#### Task details
For the listing below, give the count of lines containing the string "medir" and nothing else.
= = = = =
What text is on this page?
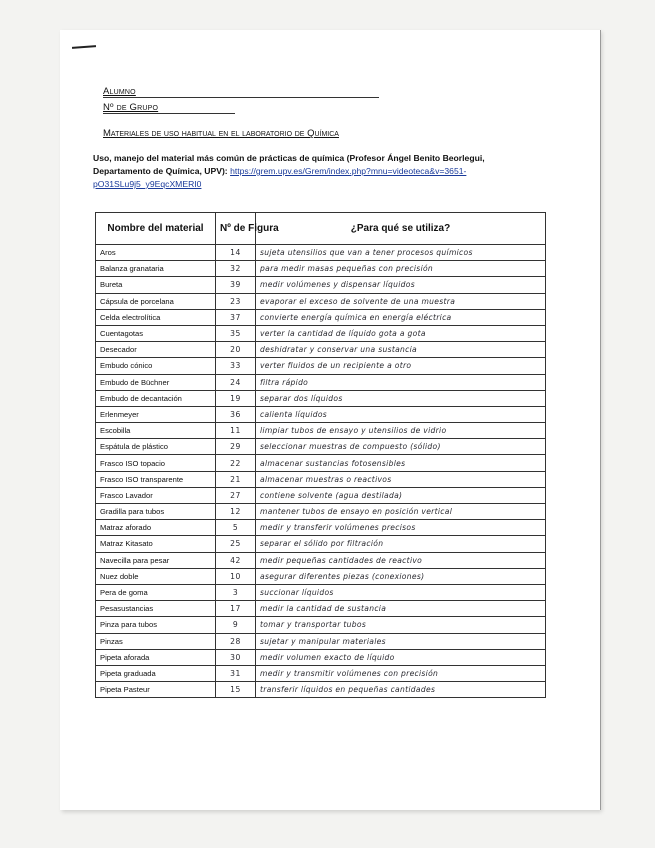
Alumno
Nº de Grupo
Materiales de uso habitual en el laboratorio de Química
Uso, manejo del material más común de prácticas de química (Profesor Ángel Benito Beorlegui, Departamento de Química, UPV): https://grem.upv.es/Grem/index.php?mnu=videoteca&v=3651-pO31SLu9j5_y9EqcXMERI0
Nombre del material	Nº de Figura	¿Para qué se utiliza?
Aros	14	sujeta utensilios que van a tener procesos químicos
Balanza granataria	32	para medir masas pequeñas con precisión
Bureta	39	medir volúmenes y dispensar líquidos
Cápsula de porcelana	23	evaporar el exceso de solvente de una muestra
Celda electrolítica	37	convierte energía química en energía eléctrica
Cuentagotas	35	verter la cantidad de líquido gota a gota
Desecador	20	deshidratar y conservar una sustancia
Embudo cónico	33	verter fluidos de un recipiente a otro
Embudo de Büchner	24	filtra rápido
Embudo de decantación	19	separar dos líquidos
Erlenmeyer	36	calienta líquidos
Escobilla	11	limpiar tubos de ensayo y utensilios de vidrio
Espátula de plástico	29	seleccionar muestras de compuesto (sólido)
Frasco ISO topacio	22	almacenar sustancias fotosensibles
Frasco ISO transparente	21	almacenar muestras o reactivos
Frasco Lavador	27	contiene solvente (agua destilada)
Gradilla para tubos	12	mantener tubos de ensayo en posición vertical
Matraz aforado	5	medir y transferir volúmenes precisos
Matraz Kitasato	25	separar el sólido por filtración
Navecilla para pesar	42	medir pequeñas cantidades de reactivo
Nuez doble	10	asegurar diferentes piezas (conexiones)
Pera de goma	3	succionar líquidos
Pesasustancias	17	medir la cantidad de sustancia
Pinza para tubos	9	tomar y transportar tubos
Pinzas	28	sujetar y manipular materiales
Pipeta aforada	30	medir volumen exacto de líquido
Pipeta graduada	31	medir y transmitir volúmenes con precisión
Pipeta Pasteur	15	transferir líquidos en pequeñas cantidades
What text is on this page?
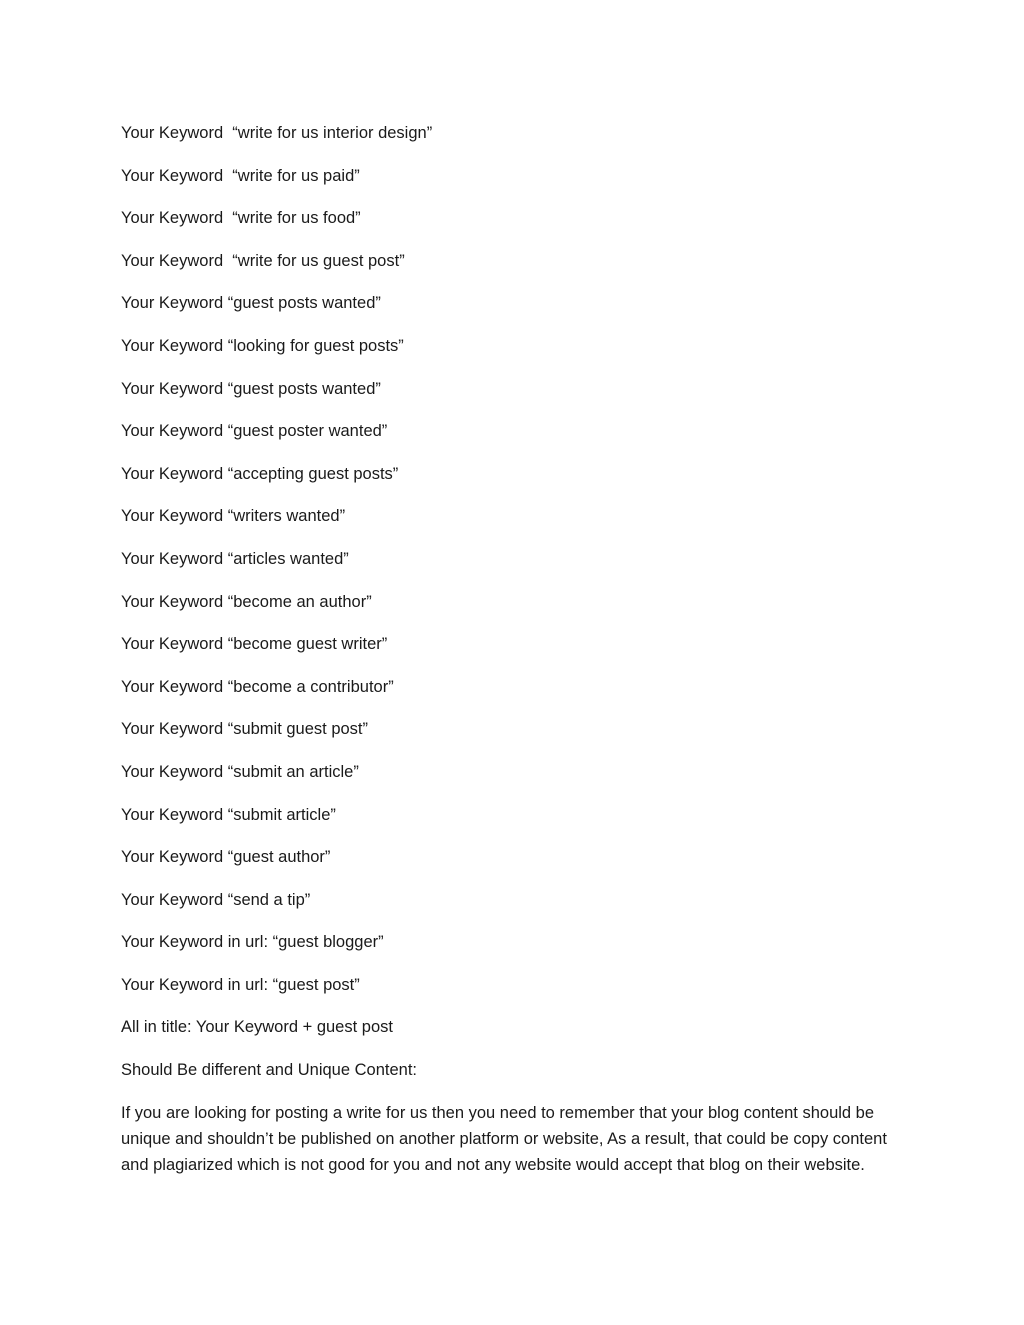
Your Keyword  “write for us interior design”
Your Keyword  “write for us paid”
Your Keyword  “write for us food”
Your Keyword  “write for us guest post”
Your Keyword “guest posts wanted”
Your Keyword “looking for guest posts”
Your Keyword “guest posts wanted”
Your Keyword “guest poster wanted”
Your Keyword “accepting guest posts”
Your Keyword “writers wanted”
Your Keyword “articles wanted”
Your Keyword “become an author”
Your Keyword “become guest writer”
Your Keyword “become a contributor”
Your Keyword “submit guest post”
Your Keyword “submit an article”
Your Keyword “submit article”
Your Keyword “guest author”
Your Keyword “send a tip”
Your Keyword in url: “guest blogger”
Your Keyword in url: “guest post”
All in title: Your Keyword + guest post
Should Be different and Unique Content:

If you are looking for posting a write for us then you need to remember that your blog content should be unique and shouldn’t be published on another platform or website, As a result, that could be copy content and plagiarized which is not good for you and not any website would accept that blog on their website.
= = = = =
#### Output of the exercise
7